> [Directions] Every line that holds the string "them" is to be identified and copied.
········
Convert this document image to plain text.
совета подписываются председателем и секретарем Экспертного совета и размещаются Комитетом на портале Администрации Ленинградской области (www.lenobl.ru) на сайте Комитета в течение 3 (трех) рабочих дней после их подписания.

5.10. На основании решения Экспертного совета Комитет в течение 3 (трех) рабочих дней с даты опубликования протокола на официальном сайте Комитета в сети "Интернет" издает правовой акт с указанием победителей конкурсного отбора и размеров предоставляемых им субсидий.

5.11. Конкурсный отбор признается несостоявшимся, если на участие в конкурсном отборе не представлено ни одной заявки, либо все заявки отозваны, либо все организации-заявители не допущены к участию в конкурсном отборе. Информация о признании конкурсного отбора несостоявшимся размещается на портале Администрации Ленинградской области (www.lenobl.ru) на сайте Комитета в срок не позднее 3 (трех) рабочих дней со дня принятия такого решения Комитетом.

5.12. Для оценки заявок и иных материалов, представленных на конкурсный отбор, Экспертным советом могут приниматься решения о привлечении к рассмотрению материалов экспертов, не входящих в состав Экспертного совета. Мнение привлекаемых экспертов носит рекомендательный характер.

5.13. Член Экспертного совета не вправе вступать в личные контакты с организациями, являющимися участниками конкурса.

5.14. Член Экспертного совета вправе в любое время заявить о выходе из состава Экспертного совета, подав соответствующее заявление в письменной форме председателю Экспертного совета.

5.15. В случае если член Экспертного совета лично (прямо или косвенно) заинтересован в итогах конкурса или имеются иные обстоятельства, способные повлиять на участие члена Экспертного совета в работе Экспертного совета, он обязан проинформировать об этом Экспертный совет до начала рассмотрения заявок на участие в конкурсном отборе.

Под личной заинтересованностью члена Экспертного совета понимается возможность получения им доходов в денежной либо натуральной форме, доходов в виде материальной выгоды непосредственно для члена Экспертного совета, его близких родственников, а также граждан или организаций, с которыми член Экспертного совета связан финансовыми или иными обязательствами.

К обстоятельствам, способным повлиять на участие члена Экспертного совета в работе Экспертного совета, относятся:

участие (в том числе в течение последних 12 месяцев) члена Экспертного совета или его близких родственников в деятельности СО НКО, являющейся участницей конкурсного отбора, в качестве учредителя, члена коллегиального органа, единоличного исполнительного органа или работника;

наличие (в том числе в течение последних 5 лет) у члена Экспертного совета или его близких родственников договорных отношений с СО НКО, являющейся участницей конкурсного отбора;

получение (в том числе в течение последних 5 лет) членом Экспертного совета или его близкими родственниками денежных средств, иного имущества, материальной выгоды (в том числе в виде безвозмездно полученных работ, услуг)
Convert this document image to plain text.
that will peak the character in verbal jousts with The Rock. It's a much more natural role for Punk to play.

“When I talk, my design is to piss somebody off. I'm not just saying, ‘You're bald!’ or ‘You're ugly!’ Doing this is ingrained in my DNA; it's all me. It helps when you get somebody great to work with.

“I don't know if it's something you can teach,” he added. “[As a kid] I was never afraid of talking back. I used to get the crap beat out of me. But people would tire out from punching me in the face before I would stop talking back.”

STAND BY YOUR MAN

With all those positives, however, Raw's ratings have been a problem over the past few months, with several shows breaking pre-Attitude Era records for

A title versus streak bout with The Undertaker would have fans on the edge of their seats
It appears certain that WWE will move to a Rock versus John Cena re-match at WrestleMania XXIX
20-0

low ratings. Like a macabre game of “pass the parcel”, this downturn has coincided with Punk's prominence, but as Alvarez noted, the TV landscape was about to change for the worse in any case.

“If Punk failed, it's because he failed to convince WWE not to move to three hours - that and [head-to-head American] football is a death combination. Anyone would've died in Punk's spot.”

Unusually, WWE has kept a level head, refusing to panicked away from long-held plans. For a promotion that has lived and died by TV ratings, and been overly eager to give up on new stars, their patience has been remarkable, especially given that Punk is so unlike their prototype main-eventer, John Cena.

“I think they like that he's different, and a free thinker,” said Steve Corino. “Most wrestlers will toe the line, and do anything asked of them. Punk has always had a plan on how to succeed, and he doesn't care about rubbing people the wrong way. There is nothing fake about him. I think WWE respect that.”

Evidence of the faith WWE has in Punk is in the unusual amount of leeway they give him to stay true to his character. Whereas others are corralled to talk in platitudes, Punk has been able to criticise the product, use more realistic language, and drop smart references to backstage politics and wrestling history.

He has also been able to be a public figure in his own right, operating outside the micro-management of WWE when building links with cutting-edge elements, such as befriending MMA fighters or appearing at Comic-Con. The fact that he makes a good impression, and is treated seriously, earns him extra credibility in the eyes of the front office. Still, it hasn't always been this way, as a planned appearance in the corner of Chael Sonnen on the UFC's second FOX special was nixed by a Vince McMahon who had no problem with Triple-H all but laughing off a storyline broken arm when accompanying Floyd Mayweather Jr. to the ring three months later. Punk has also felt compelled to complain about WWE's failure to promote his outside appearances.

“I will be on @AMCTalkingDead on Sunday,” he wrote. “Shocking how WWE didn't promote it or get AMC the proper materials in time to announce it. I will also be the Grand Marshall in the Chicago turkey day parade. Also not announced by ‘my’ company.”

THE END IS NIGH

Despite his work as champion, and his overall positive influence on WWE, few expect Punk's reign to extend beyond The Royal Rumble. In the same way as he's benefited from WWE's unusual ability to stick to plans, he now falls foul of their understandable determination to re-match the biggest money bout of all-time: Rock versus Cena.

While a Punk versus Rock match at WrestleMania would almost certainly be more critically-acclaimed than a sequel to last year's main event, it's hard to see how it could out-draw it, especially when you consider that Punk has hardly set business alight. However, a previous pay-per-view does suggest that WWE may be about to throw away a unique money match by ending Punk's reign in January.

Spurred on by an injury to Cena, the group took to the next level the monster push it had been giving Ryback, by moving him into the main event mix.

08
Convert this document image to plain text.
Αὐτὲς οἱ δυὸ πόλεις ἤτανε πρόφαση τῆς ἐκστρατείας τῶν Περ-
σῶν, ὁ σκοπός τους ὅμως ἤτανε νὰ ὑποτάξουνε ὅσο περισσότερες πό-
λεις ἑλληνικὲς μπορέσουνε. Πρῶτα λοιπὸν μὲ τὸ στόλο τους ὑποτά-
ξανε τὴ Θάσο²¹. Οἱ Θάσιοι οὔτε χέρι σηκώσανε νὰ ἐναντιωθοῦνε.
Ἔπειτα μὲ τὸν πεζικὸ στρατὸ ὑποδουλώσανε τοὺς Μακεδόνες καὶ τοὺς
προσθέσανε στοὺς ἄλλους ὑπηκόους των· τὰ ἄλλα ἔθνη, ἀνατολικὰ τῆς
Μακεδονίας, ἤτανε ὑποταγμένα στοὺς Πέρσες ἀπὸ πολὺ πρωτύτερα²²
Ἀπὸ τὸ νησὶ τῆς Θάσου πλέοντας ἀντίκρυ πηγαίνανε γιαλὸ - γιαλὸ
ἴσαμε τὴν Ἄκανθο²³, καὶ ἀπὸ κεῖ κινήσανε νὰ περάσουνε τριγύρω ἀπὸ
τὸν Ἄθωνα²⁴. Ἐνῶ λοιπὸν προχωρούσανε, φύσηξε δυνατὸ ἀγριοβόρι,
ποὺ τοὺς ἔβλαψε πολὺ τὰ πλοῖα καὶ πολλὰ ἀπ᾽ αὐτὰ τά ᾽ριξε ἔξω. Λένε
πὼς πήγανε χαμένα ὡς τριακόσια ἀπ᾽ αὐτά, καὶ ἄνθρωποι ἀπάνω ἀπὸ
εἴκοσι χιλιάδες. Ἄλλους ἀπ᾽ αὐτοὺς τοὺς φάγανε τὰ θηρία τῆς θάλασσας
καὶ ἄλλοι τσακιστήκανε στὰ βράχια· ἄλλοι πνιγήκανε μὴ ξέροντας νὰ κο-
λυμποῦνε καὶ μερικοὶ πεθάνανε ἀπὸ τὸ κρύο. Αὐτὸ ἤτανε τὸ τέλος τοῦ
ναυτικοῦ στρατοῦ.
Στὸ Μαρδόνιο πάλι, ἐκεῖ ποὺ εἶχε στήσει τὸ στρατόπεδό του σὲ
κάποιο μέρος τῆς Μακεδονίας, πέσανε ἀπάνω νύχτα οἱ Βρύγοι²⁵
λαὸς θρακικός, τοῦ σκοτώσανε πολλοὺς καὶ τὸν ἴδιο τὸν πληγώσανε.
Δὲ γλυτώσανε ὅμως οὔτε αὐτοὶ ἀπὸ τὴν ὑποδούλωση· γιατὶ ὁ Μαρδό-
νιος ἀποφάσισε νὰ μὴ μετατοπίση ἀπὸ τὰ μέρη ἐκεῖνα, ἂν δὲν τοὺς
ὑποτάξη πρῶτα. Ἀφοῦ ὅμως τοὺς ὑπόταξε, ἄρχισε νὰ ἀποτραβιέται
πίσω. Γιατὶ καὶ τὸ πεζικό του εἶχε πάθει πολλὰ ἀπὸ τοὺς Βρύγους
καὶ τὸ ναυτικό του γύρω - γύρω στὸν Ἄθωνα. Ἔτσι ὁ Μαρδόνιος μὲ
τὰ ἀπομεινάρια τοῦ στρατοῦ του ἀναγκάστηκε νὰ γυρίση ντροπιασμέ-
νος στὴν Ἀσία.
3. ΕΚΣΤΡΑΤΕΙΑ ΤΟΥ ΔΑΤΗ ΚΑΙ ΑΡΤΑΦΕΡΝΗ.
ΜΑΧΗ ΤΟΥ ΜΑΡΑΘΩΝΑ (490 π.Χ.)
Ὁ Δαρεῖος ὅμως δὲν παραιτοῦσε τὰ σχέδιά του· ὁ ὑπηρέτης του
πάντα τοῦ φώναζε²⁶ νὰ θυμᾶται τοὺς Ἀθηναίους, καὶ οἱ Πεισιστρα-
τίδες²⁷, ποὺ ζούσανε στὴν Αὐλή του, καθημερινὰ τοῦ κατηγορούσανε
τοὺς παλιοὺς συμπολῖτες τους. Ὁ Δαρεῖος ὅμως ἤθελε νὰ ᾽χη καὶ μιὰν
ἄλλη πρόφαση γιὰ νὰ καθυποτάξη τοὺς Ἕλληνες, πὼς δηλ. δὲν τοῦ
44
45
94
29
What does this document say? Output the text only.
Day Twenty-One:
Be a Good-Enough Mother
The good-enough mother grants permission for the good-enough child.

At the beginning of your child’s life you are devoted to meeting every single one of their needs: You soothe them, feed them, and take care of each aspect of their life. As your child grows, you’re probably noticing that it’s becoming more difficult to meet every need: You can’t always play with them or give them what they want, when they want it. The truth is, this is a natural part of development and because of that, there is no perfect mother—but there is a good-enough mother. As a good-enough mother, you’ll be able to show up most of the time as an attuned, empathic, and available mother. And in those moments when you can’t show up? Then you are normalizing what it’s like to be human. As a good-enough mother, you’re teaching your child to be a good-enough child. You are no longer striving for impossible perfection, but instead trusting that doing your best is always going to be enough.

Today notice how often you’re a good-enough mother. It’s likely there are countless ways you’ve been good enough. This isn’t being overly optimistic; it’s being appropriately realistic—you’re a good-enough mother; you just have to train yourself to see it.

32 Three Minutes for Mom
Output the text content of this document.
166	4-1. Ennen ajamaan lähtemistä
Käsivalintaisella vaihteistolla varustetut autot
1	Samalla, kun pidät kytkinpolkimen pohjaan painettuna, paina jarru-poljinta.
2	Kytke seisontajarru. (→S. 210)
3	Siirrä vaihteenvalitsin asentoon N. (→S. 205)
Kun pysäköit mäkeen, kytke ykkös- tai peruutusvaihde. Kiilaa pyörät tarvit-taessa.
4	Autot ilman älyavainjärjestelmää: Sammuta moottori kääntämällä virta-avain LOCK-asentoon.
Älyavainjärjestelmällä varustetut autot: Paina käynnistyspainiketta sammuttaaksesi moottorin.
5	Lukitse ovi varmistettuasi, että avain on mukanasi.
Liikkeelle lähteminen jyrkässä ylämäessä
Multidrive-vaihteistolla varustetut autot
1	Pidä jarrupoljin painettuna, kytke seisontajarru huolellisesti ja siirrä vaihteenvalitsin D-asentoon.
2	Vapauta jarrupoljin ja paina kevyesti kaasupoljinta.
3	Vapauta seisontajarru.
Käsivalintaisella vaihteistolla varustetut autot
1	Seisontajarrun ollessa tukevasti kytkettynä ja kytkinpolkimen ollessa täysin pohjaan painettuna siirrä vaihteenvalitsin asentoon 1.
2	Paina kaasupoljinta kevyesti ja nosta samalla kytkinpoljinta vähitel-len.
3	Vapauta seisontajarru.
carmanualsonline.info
········
> [Answer for the task]
“I think they like that he's different, and a free thinker,” said Steve Corino. “Most wrestlers will toe the line, and do anything asked of them. Punk has always had a plan on how to succeed, and he doesn't care about rubbing people the wrong way. There is nothing fake about him. I think WWE respect that.”
At the beginning of your child’s life you are devoted to meeting every single one of their needs: You soothe them, feed them, and take care of each aspect of their life. As your child grows, you’re probably noticing that it’s becoming more difficult to meet every need: You can’t always play with them or give them what they want, when they want it. The truth is, this is a natural part of development and because of that, there is no perfect mother—but there is a good-enough mother. As a good-enough mother, you’ll be able to show up most of the time as an attuned, empathic, and available mother. And in those moments when you can’t show up? Then you are normalizing what it’s like to be human. As a good-enough mother, you’re teaching your child to be a good-enough child. You are no longer striving for impossible perfection, but instead trusting that doing your best is always going to be enough.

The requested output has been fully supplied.